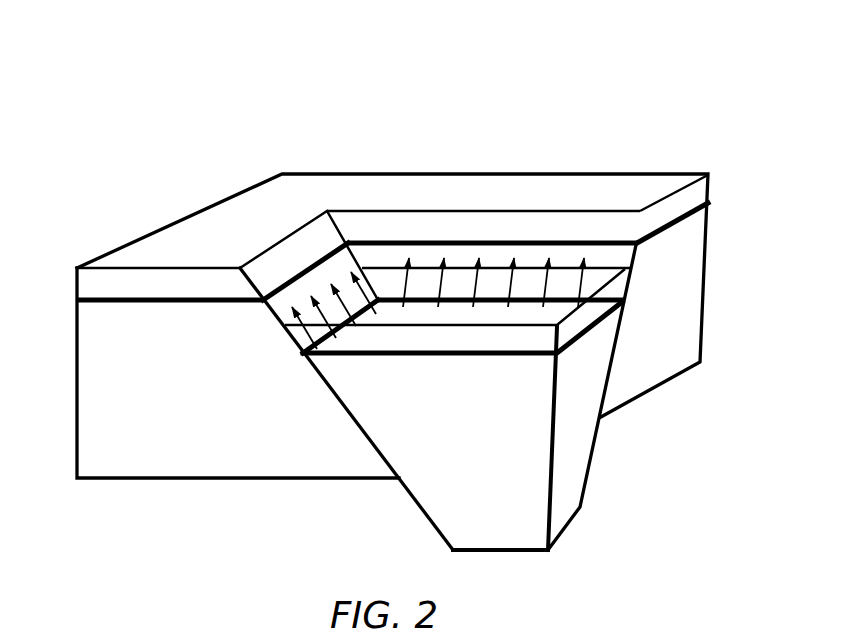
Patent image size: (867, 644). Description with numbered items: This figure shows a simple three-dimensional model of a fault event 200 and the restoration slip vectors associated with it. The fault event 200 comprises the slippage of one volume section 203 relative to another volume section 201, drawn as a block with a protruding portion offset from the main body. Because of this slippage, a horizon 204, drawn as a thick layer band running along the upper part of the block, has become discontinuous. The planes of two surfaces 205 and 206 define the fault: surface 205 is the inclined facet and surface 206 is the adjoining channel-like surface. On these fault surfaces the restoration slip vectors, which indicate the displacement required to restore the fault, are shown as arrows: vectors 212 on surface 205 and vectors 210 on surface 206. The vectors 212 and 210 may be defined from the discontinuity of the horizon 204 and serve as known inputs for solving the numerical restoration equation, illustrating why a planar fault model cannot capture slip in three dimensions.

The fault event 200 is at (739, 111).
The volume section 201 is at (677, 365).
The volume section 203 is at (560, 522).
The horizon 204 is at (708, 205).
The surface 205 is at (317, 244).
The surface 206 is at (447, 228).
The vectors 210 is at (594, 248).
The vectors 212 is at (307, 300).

----------

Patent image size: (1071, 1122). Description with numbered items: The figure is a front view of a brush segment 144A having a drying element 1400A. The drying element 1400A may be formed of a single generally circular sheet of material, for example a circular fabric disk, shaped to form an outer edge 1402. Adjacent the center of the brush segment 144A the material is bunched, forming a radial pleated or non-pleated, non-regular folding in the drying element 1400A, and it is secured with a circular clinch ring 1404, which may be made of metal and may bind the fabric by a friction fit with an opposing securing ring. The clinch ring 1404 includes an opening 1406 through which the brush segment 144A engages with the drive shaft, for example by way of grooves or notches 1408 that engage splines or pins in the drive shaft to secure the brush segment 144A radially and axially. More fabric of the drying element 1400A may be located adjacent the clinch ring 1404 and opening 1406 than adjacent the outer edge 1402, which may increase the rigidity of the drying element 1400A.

----------

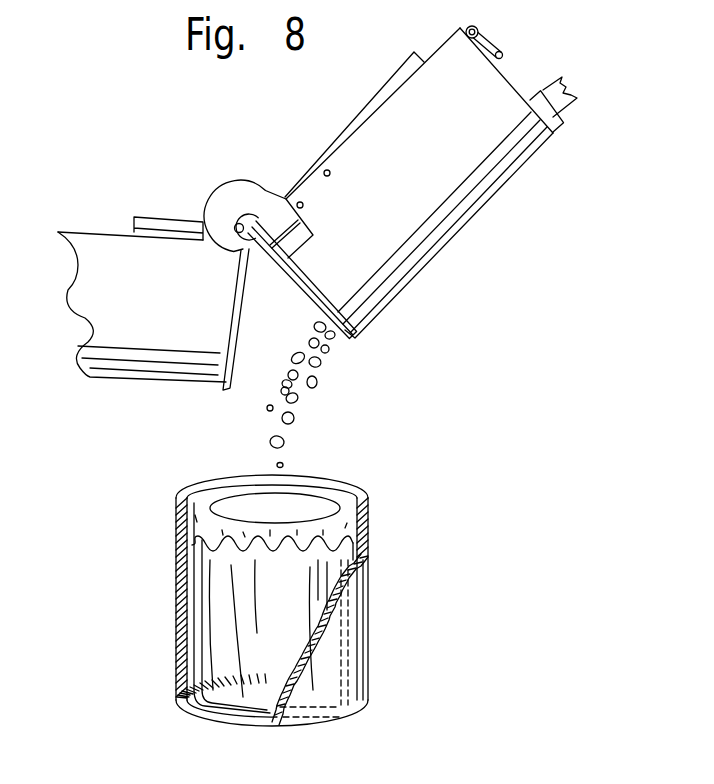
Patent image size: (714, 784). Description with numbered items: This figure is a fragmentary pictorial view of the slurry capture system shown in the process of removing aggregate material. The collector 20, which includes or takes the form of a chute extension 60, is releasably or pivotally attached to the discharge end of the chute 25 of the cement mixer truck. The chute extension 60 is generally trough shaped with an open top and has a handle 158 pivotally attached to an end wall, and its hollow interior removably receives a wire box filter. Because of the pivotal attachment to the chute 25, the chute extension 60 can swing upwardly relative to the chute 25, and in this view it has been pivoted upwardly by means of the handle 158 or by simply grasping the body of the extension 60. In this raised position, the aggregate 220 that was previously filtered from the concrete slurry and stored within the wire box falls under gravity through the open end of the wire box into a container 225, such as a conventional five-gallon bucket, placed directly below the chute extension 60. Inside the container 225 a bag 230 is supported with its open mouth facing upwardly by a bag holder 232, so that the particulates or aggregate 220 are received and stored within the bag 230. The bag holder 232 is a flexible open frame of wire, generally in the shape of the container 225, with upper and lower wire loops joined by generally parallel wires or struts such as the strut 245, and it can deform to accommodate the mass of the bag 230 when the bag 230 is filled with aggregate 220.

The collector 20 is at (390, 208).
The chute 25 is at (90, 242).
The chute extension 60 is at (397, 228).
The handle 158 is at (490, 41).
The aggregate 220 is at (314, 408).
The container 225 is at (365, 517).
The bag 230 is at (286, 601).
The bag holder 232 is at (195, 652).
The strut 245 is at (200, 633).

----------

Transcribe the records above verbatim, beginning at the line that contains "Patent image size: (867, 644)." and stopping after the line that contains "The vectors 212 is at (307, 300).".

__COMPLETE ANSWER__
Patent image size: (867, 644). Description with numbered items: This figure shows a simple three-dimensional model of a fault event 200 and the restoration slip vectors associated with it. The fault event 200 comprises the slippage of one volume section 203 relative to another volume section 201, drawn as a block with a protruding portion offset from the main body. Because of this slippage, a horizon 204, drawn as a thick layer band running along the upper part of the block, has become discontinuous. The planes of two surfaces 205 and 206 define the fault: surface 205 is the inclined facet and surface 206 is the adjoining channel-like surface. On these fault surfaces the restoration slip vectors, which indicate the displacement required to restore the fault, are shown as arrows: vectors 212 on surface 205 and vectors 210 on surface 206. The vectors 212 and 210 may be defined from the discontinuity of the horizon 204 and serve as known inputs for solving the numerical restoration equation, illustrating why a planar fault model cannot capture slip in three dimensions.

The fault event 200 is at (739, 111).
The volume section 201 is at (677, 365).
The volume section 203 is at (560, 522).
The horizon 204 is at (708, 205).
The surface 205 is at (317, 244).
The surface 206 is at (447, 228).
The vectors 210 is at (594, 248).
The vectors 212 is at (307, 300).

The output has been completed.